#### Stated task:
Repeat the listing in full, preserving every character.

#### Data in this exercise:
★ ★ ★ ★
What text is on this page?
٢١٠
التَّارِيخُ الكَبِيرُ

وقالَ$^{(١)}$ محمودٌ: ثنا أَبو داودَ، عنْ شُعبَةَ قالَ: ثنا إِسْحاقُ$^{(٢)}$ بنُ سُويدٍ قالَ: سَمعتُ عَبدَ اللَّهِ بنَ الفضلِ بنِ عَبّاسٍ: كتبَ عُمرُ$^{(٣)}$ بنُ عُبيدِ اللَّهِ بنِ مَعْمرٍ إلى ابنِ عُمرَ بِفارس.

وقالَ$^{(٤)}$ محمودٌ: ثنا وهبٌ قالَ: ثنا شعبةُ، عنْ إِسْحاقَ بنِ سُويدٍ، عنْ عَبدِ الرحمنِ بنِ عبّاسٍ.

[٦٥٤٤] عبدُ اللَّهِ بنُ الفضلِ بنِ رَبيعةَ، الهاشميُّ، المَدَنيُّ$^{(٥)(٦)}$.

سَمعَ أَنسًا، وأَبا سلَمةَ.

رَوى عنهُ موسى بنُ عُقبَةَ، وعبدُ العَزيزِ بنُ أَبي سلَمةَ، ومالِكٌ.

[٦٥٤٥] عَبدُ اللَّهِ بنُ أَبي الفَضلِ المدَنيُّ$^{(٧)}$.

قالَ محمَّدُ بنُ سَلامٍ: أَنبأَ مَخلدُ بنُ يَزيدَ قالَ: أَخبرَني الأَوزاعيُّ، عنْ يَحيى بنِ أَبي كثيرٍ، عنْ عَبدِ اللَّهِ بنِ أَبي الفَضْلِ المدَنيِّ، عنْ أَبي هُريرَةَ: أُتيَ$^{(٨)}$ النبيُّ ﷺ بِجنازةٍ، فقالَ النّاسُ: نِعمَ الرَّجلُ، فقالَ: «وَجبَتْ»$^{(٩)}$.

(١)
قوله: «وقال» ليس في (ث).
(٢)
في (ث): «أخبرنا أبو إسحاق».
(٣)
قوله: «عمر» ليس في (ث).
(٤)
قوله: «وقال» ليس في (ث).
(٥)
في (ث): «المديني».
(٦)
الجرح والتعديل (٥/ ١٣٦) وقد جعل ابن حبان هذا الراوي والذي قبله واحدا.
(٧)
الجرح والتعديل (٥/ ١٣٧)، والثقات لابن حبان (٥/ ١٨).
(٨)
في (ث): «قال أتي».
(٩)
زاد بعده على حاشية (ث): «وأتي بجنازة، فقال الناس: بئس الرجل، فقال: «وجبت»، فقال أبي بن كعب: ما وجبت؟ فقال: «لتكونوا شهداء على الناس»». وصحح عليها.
★ ★ ★ ★
#### Written solution:
What text is on this page?
٢١٠
التَّارِيخُ الكَبِيرُ

وقالَ$^{(١)}$ محمودٌ: ثنا أَبو داودَ، عنْ شُعبَةَ قالَ: ثنا إِسْحاقُ$^{(٢)}$ بنُ سُويدٍ قالَ: سَمعتُ عَبدَ اللَّهِ بنَ الفضلِ بنِ عَبّاسٍ: كتبَ عُمرُ$^{(٣)}$ بنُ عُبيدِ اللَّهِ بنِ مَعْمرٍ إلى ابنِ عُمرَ بِفارس.

وقالَ$^{(٤)}$ محمودٌ: ثنا وهبٌ قالَ: ثنا شعبةُ، عنْ إِسْحاقَ بنِ سُويدٍ، عنْ عَبدِ الرحمنِ بنِ عبّاسٍ.

[٦٥٤٤] عبدُ اللَّهِ بنُ الفضلِ بنِ رَبيعةَ، الهاشميُّ، المَدَنيُّ$^{(٥)(٦)}$.

سَمعَ أَنسًا، وأَبا سلَمةَ.

رَوى عنهُ موسى بنُ عُقبَةَ، وعبدُ العَزيزِ بنُ أَبي سلَمةَ، ومالِكٌ.

[٦٥٤٥] عَبدُ اللَّهِ بنُ أَبي الفَضلِ المدَنيُّ$^{(٧)}$.

قالَ محمَّدُ بنُ سَلامٍ: أَنبأَ مَخلدُ بنُ يَزيدَ قالَ: أَخبرَني الأَوزاعيُّ، عنْ يَحيى بنِ أَبي كثيرٍ، عنْ عَبدِ اللَّهِ بنِ أَبي الفَضْلِ المدَنيِّ، عنْ أَبي هُريرَةَ: أُتيَ$^{(٨)}$ النبيُّ ﷺ بِجنازةٍ، فقالَ النّاسُ: نِعمَ الرَّجلُ، فقالَ: «وَجبَتْ»$^{(٩)}$.

(١)
قوله: «وقال» ليس في (ث).
(٢)
في (ث): «أخبرنا أبو إسحاق».
(٣)
قوله: «عمر» ليس في (ث).
(٤)
قوله: «وقال» ليس في (ث).
(٥)
في (ث): «المديني».
(٦)
الجرح والتعديل (٥/ ١٣٦) وقد جعل ابن حبان هذا الراوي والذي قبله واحدا.
(٧)
الجرح والتعديل (٥/ ١٣٧)، والثقات لابن حبان (٥/ ١٨).
(٨)
في (ث): «قال أتي».
(٩)
زاد بعده على حاشية (ث): «وأتي بجنازة، فقال الناس: بئس الرجل، فقال: «وجبت»، فقال أبي بن كعب: ما وجبت؟ فقال: «لتكونوا شهداء على الناس»». وصحح عليها.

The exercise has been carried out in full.